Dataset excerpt
____
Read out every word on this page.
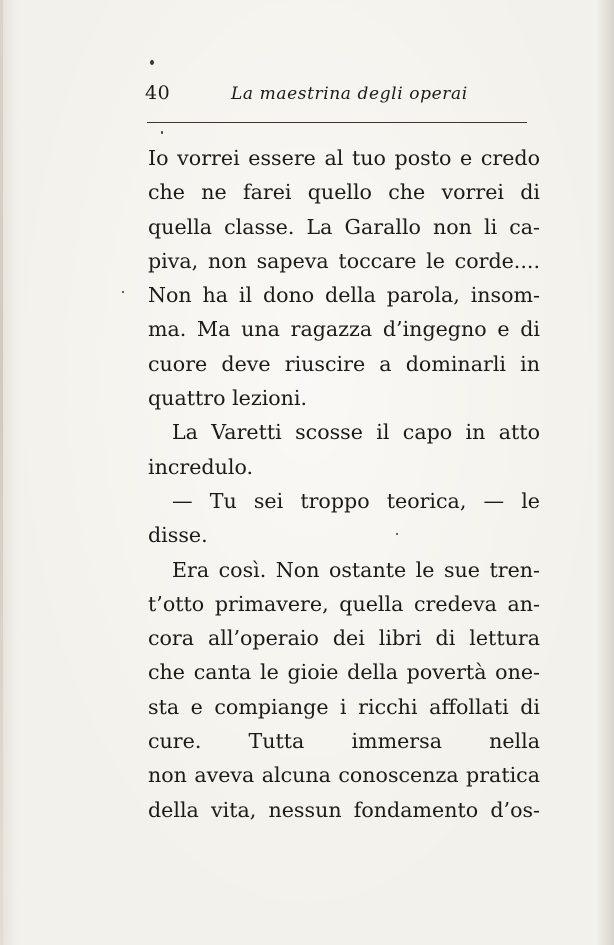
40	La maestrina degli operai
Io vorrei essere al tuo posto e credo
che ne farei quello che vorrei di
quella classe. La Garallo non li ca-
piva, non sapeva toccare le corde....
Non ha il dono della parola, insom-
ma. Ma una ragazza d’ingegno e di
cuore deve riuscire a dominarli in
quattro lezioni.
La Varetti scosse il capo in atto
incredulo.
— Tu sei troppo teorica, — le
disse.
Era così. Non ostante le sue tren-
t’otto primavere, quella credeva an-
cora all’operaio dei libri di lettura
che canta le gioie della povertà one-
sta e compiange i ricchi affollati di
cure. Tutta immersa nella
non aveva alcuna conoscenza pratica
della vita, nessun fondamento d’os-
____
■ Problem to solve
All of the material above should be reproduced exactly, except the pictures.

■ Answer to this task
Read out every word on this page.
40	La maestrina degli operai
Io vorrei essere al tuo posto e credo
che ne farei quello che vorrei di
quella classe. La Garallo non li ca-
piva, non sapeva toccare le corde....
Non ha il dono della parola, insom-
ma. Ma una ragazza d’ingegno e di
cuore deve riuscire a dominarli in
quattro lezioni.
La Varetti scosse il capo in atto
incredulo.
— Tu sei troppo teorica, — le
disse.
Era così. Non ostante le sue tren-
t’otto primavere, quella credeva an-
cora all’operaio dei libri di lettura
che canta le gioie della povertà one-
sta e compiange i ricchi affollati di
cure. Tutta immersa nella
non aveva alcuna conoscenza pratica
della vita, nessun fondamento d’os-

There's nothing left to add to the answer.